REQUIRED WORK:
Retype every entry word for word.

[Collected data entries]
— START —
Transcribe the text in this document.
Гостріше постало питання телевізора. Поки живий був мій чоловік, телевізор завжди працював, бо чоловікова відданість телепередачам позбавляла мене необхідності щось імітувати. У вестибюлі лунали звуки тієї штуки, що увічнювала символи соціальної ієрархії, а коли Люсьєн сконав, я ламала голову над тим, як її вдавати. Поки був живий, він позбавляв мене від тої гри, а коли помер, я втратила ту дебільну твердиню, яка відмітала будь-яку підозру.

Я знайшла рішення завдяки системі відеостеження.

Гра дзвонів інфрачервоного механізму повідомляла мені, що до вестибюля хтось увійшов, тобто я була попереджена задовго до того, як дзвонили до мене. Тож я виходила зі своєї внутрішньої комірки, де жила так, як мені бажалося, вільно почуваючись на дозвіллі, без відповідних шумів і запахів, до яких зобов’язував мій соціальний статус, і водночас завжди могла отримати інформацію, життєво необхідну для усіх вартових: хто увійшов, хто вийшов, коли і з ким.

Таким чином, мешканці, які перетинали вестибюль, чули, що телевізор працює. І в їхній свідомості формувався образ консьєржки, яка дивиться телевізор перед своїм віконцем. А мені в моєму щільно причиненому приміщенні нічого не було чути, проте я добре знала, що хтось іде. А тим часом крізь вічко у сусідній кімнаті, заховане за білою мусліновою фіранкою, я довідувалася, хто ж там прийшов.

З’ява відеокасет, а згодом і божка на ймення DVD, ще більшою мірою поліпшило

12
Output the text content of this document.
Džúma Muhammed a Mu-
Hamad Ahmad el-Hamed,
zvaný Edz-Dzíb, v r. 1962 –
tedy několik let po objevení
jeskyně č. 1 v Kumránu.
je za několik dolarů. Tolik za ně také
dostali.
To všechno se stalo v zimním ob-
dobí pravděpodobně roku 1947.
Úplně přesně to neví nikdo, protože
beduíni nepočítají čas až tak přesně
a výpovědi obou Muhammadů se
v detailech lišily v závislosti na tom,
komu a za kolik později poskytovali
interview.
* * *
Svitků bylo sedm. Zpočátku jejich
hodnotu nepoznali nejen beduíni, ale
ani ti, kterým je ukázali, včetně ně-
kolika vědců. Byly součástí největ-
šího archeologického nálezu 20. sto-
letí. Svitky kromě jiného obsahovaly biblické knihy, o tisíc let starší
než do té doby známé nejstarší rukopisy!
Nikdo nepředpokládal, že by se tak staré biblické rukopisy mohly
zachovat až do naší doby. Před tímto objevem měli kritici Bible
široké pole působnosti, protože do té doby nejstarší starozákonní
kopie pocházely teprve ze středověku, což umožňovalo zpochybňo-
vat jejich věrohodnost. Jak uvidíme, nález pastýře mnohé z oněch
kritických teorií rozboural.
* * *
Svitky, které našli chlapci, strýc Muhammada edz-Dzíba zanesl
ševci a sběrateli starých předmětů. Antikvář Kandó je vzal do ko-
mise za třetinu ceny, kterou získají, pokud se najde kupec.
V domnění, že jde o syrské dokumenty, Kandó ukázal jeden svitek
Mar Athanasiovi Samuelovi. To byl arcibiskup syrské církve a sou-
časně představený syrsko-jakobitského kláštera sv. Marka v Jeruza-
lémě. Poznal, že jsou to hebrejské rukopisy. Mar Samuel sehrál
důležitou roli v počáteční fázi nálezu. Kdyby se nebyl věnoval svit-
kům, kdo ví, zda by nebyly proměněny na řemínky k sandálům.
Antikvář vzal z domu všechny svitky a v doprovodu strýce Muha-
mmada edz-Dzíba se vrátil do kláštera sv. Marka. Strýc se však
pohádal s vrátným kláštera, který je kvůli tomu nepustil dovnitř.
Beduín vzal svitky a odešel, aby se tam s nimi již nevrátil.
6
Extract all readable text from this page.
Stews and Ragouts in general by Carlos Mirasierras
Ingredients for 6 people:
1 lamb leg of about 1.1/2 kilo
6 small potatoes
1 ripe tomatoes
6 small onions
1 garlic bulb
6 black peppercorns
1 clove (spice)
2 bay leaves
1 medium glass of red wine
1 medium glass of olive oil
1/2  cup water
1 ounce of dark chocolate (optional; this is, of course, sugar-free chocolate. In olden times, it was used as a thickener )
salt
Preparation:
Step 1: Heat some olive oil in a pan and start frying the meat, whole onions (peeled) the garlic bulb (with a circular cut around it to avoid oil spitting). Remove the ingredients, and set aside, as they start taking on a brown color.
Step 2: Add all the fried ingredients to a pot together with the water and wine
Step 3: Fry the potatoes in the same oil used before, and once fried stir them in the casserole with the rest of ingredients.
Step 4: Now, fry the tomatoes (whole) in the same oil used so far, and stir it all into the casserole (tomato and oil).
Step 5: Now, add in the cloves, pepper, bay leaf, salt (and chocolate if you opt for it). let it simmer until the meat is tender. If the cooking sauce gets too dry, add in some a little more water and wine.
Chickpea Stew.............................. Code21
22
— END —
OUTPUT:
Transcribe the text in this document.
Гостріше постало питання телевізора. Поки живий був мій чоловік, телевізор завжди працював, бо чоловікова відданість телепередачам позбавляла мене необхідності щось імітувати. У вестибюлі лунали звуки тієї штуки, що увічнювала символи соціальної ієрархії, а коли Люсьєн сконав, я ламала голову над тим, як її вдавати. Поки був живий, він позбавляв мене від тої гри, а коли помер, я втратила ту дебільну твердиню, яка відмітала будь-яку підозру.

Я знайшла рішення завдяки системі відеостеження.

Гра дзвонів інфрачервоного механізму повідомляла мені, що до вестибюля хтось увійшов, тобто я була попереджена задовго до того, як дзвонили до мене. Тож я виходила зі своєї внутрішньої комірки, де жила так, як мені бажалося, вільно почуваючись на дозвіллі, без відповідних шумів і запахів, до яких зобов’язував мій соціальний статус, і водночас завжди могла отримати інформацію, життєво необхідну для усіх вартових: хто увійшов, хто вийшов, коли і з ким.

Таким чином, мешканці, які перетинали вестибюль, чули, що телевізор працює. І в їхній свідомості формувався образ консьєржки, яка дивиться телевізор перед своїм віконцем. А мені в моєму щільно причиненому приміщенні нічого не було чути, проте я добре знала, що хтось іде. А тим часом крізь вічко у сусідній кімнаті, заховане за білою мусліновою фіранкою, я довідувалася, хто ж там прийшов.

З’ява відеокасет, а згодом і божка на ймення DVD, ще більшою мірою поліпшило

12
Output the text content of this document.
Džúma Muhammed a Mu-
Hamad Ahmad el-Hamed,
zvaný Edz-Dzíb, v r. 1962 –
tedy několik let po objevení
jeskyně č. 1 v Kumránu.
je za několik dolarů. Tolik za ně také
dostali.
To všechno se stalo v zimním ob-
dobí pravděpodobně roku 1947.
Úplně přesně to neví nikdo, protože
beduíni nepočítají čas až tak přesně
a výpovědi obou Muhammadů se
v detailech lišily v závislosti na tom,
komu a za kolik později poskytovali
interview.
* * *
Svitků bylo sedm. Zpočátku jejich
hodnotu nepoznali nejen beduíni, ale
ani ti, kterým je ukázali, včetně ně-
kolika vědců. Byly součástí největ-
šího archeologického nálezu 20. sto-
letí. Svitky kromě jiného obsahovaly biblické knihy, o tisíc let starší
než do té doby známé nejstarší rukopisy!
Nikdo nepředpokládal, že by se tak staré biblické rukopisy mohly
zachovat až do naší doby. Před tímto objevem měli kritici Bible
široké pole působnosti, protože do té doby nejstarší starozákonní
kopie pocházely teprve ze středověku, což umožňovalo zpochybňo-
vat jejich věrohodnost. Jak uvidíme, nález pastýře mnohé z oněch
kritických teorií rozboural.
* * *
Svitky, které našli chlapci, strýc Muhammada edz-Dzíba zanesl
ševci a sběrateli starých předmětů. Antikvář Kandó je vzal do ko-
mise za třetinu ceny, kterou získají, pokud se najde kupec.
V domnění, že jde o syrské dokumenty, Kandó ukázal jeden svitek
Mar Athanasiovi Samuelovi. To byl arcibiskup syrské církve a sou-
časně představený syrsko-jakobitského kláštera sv. Marka v Jeruza-
lémě. Poznal, že jsou to hebrejské rukopisy. Mar Samuel sehrál
důležitou roli v počáteční fázi nálezu. Kdyby se nebyl věnoval svit-
kům, kdo ví, zda by nebyly proměněny na řemínky k sandálům.
Antikvář vzal z domu všechny svitky a v doprovodu strýce Muha-
mmada edz-Dzíba se vrátil do kláštera sv. Marka. Strýc se však
pohádal s vrátným kláštera, který je kvůli tomu nepustil dovnitř.
Beduín vzal svitky a odešel, aby se tam s nimi již nevrátil.
6
Extract all readable text from this page.
Stews and Ragouts in general by Carlos Mirasierras
Ingredients for 6 people:
1 lamb leg of about 1.1/2 kilo
6 small potatoes
1 ripe tomatoes
6 small onions
1 garlic bulb
6 black peppercorns
1 clove (spice)
2 bay leaves
1 medium glass of red wine
1 medium glass of olive oil
1/2  cup water
1 ounce of dark chocolate (optional; this is, of course, sugar-free chocolate. In olden times, it was used as a thickener )
salt
Preparation:
Step 1: Heat some olive oil in a pan and start frying the meat, whole onions (peeled) the garlic bulb (with a circular cut around it to avoid oil spitting). Remove the ingredients, and set aside, as they start taking on a brown color.
Step 2: Add all the fried ingredients to a pot together with the water and wine
Step 3: Fry the potatoes in the same oil used before, and once fried stir them in the casserole with the rest of ingredients.
Step 4: Now, fry the tomatoes (whole) in the same oil used so far, and stir it all into the casserole (tomato and oil).
Step 5: Now, add in the cloves, pepper, bay leaf, salt (and chocolate if you opt for it). let it simmer until the meat is tender. If the cooking sauce gets too dry, add in some a little more water and wine.
Chickpea Stew.............................. Code21
22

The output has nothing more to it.